Goal:
Scan the records and identify every line in which the string "dokumentieren" occurs, then return those lines.

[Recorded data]
**********
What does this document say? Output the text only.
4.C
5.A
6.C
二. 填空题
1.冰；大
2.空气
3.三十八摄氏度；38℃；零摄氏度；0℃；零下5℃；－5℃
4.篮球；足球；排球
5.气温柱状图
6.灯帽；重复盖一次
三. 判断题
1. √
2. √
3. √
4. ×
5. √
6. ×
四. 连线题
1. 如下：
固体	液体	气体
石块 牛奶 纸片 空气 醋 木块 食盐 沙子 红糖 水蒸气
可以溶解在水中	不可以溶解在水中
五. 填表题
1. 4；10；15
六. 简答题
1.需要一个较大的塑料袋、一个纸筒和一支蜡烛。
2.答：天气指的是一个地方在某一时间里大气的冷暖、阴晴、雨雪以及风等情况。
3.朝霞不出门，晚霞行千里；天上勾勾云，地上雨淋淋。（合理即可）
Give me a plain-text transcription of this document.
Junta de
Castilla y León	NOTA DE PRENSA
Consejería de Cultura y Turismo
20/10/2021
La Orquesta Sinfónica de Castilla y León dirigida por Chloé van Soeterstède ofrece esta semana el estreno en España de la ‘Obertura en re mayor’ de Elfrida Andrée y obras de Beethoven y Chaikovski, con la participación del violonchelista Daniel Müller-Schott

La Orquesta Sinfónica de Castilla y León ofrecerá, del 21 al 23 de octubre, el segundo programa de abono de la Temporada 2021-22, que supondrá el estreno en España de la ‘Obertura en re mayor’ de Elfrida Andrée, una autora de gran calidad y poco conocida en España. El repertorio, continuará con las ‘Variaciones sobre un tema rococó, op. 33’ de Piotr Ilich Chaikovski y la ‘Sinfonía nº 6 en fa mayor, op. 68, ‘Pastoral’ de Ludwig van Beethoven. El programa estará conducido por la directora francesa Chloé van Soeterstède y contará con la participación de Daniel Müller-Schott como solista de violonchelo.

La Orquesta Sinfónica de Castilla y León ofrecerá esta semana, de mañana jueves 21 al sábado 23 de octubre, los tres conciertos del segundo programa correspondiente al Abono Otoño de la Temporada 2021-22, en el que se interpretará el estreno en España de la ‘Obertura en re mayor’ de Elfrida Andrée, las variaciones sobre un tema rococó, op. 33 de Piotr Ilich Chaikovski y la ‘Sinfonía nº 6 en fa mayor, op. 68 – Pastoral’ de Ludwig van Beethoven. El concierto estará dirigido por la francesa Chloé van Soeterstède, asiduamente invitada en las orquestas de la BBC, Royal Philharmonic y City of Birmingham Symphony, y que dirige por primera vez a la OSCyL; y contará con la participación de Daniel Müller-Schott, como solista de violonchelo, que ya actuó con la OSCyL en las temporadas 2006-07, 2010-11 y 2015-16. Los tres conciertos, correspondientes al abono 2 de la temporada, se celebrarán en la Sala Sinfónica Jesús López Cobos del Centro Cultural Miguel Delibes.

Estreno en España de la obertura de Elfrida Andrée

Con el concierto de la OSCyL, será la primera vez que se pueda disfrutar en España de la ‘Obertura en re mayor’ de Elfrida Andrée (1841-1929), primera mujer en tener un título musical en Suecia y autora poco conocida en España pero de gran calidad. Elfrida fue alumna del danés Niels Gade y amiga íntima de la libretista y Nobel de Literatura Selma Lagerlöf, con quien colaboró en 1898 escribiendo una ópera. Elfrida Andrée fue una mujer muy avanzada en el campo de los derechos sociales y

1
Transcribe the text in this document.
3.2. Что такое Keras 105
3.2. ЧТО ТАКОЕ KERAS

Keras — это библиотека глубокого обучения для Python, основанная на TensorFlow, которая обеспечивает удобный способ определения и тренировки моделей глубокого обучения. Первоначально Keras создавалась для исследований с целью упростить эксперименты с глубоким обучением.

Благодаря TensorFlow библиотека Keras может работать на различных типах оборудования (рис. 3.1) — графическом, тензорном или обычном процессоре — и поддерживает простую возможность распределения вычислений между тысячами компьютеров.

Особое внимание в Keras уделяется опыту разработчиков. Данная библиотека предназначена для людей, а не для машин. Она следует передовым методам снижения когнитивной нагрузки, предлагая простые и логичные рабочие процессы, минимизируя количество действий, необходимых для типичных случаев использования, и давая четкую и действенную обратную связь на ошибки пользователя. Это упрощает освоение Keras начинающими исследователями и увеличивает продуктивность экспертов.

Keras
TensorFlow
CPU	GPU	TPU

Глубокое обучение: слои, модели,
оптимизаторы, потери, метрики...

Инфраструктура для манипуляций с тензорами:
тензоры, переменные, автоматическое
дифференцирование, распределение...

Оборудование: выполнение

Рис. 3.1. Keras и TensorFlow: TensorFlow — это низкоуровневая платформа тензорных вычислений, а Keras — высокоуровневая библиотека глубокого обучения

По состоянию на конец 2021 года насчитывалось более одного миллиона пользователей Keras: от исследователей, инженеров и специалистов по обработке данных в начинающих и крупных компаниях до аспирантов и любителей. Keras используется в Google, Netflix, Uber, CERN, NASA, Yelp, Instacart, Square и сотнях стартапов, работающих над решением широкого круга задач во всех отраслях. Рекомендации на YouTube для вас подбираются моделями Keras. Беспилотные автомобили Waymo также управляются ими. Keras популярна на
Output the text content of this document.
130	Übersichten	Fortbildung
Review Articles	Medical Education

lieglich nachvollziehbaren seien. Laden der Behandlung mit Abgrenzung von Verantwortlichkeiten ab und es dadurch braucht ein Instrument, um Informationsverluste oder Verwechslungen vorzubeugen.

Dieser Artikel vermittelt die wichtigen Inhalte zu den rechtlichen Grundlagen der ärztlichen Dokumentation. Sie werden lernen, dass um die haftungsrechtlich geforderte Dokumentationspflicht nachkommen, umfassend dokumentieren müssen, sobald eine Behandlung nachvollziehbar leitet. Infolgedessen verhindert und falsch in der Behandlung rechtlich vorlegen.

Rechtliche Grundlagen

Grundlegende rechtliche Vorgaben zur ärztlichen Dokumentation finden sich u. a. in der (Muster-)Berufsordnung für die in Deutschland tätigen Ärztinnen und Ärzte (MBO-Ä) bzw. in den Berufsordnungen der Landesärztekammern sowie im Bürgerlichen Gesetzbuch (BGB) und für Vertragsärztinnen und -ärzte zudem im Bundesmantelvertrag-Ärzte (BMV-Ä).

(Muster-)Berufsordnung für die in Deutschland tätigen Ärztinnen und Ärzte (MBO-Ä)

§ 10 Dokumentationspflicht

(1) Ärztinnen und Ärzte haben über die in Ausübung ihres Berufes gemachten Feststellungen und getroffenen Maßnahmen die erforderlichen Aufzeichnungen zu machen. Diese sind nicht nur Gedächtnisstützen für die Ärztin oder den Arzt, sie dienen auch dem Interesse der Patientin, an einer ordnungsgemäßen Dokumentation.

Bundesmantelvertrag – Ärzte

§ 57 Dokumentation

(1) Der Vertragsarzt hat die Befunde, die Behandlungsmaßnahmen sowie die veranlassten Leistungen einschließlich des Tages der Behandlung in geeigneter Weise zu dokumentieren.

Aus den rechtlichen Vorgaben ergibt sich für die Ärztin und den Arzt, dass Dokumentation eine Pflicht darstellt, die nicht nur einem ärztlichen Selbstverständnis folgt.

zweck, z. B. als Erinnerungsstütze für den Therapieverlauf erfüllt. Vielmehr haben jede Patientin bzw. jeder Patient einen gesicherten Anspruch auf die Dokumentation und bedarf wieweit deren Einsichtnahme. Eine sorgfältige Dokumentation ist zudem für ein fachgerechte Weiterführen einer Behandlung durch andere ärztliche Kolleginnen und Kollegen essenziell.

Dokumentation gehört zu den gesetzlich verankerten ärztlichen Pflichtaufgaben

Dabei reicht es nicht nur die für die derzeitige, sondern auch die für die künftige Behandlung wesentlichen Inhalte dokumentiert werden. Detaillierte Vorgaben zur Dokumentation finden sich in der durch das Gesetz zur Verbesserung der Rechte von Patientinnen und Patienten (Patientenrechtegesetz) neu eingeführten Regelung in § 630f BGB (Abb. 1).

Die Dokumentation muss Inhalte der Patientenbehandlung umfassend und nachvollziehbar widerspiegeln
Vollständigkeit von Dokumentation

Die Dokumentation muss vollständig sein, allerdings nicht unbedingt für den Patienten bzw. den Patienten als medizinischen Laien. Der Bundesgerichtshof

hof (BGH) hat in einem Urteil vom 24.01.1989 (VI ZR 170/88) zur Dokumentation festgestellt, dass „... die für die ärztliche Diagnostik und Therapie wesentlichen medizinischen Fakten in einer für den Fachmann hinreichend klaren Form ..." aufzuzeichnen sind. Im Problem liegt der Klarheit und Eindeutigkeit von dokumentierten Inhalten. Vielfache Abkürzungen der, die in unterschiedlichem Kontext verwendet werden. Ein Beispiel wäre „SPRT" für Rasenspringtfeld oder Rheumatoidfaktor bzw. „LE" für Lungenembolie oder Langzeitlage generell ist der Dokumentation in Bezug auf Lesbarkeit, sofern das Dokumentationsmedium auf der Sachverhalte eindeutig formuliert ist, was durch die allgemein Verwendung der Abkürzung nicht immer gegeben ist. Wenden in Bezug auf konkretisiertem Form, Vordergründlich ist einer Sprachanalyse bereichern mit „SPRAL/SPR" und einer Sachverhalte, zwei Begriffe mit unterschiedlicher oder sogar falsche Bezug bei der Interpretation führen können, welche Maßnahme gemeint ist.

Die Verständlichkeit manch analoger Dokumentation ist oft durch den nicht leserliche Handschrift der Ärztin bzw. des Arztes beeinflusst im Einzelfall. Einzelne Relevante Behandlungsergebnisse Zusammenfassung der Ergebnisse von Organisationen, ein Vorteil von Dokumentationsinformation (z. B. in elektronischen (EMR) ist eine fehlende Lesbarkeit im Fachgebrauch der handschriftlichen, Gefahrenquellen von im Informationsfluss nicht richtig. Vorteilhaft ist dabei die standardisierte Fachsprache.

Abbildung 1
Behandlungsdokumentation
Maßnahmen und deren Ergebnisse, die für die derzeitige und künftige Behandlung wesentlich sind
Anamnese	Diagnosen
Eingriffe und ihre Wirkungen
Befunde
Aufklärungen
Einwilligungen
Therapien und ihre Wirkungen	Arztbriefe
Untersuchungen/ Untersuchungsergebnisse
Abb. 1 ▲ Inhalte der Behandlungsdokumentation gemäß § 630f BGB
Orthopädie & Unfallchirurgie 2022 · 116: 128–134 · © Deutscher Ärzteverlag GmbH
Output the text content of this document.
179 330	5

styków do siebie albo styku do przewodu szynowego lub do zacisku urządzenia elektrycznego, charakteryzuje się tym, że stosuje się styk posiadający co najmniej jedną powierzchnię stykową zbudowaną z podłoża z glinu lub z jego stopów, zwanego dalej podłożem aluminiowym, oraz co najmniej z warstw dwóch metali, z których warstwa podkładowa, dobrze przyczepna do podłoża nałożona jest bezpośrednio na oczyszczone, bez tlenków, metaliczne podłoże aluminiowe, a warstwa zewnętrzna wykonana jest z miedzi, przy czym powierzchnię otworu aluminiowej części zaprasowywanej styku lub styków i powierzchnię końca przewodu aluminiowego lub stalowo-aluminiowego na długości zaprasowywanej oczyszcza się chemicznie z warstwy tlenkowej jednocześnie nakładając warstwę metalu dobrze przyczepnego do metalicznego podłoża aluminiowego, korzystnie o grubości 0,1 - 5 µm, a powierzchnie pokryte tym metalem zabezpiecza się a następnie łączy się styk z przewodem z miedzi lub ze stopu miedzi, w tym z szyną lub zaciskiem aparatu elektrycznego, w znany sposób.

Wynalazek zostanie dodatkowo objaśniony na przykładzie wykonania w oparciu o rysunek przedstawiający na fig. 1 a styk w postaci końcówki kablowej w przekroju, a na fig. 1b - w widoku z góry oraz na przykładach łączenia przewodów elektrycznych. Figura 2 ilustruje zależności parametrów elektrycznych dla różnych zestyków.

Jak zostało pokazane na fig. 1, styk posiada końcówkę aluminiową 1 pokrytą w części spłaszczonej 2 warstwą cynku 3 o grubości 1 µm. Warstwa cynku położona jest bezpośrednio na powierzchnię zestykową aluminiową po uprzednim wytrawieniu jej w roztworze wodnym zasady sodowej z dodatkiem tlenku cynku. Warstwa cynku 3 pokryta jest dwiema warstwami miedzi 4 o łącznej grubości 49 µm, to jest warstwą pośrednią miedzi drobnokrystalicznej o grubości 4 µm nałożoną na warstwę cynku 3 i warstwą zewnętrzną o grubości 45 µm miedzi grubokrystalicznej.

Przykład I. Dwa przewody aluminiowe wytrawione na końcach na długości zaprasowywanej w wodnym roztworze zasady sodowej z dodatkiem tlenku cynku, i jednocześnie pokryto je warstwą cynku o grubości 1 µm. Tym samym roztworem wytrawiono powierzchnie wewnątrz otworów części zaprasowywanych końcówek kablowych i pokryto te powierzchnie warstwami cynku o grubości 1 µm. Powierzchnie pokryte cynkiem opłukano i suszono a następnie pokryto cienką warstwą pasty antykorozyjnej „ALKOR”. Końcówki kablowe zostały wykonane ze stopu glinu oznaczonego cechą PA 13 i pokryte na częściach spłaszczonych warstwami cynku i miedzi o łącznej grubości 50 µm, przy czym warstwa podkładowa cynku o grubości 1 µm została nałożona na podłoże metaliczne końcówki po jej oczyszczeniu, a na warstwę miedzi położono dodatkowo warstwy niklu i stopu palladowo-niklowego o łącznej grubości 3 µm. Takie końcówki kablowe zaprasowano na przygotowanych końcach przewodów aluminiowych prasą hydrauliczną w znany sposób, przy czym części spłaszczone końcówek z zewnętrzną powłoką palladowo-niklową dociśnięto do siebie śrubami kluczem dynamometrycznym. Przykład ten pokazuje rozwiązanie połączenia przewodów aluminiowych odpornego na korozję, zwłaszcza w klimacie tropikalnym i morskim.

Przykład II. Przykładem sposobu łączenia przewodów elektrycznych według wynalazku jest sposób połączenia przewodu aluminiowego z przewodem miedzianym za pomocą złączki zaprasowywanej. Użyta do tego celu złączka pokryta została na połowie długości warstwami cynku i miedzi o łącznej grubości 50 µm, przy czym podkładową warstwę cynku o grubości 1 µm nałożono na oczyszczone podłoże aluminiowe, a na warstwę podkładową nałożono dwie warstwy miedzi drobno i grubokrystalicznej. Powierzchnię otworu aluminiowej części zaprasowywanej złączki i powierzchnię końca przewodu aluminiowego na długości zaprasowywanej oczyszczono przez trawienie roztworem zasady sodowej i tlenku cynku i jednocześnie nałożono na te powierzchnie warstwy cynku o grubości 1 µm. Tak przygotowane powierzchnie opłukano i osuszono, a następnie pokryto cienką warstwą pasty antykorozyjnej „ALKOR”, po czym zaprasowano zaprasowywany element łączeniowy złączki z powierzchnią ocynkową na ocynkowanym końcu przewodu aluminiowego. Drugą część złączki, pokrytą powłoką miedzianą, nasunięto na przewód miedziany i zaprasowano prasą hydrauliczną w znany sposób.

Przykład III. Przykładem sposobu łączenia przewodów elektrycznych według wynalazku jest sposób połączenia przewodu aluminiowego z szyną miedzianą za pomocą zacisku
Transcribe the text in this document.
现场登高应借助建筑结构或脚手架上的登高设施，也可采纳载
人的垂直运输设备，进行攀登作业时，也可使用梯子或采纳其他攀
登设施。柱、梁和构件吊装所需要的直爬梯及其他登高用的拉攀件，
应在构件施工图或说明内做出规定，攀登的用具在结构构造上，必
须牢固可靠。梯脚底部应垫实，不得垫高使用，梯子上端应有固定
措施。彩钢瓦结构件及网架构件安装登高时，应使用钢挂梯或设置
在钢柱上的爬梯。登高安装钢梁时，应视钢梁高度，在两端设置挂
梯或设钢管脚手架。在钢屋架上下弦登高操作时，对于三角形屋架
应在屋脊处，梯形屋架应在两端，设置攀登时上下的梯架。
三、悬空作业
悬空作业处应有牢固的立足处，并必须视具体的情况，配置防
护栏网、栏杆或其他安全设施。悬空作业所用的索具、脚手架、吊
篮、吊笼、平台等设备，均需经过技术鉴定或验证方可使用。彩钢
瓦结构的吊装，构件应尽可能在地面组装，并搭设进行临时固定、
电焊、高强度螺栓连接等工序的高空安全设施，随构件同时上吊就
**********
Response to the task:
Dieser Artikel vermittelt die wichtigen Inhalte zu den rechtlichen Grundlagen der ärztlichen Dokumentation. Sie werden lernen, dass um die haftungsrechtlich geforderte Dokumentationspflicht nachkommen, umfassend dokumentieren müssen, sobald eine Behandlung nachvollziehbar leitet. Infolgedessen verhindert und falsch in der Behandlung rechtlich vorlegen.
(1) Der Vertragsarzt hat die Befunde, die Behandlungsmaßnahmen sowie die veranlassten Leistungen einschließlich des Tages der Behandlung in geeigneter Weise zu dokumentieren.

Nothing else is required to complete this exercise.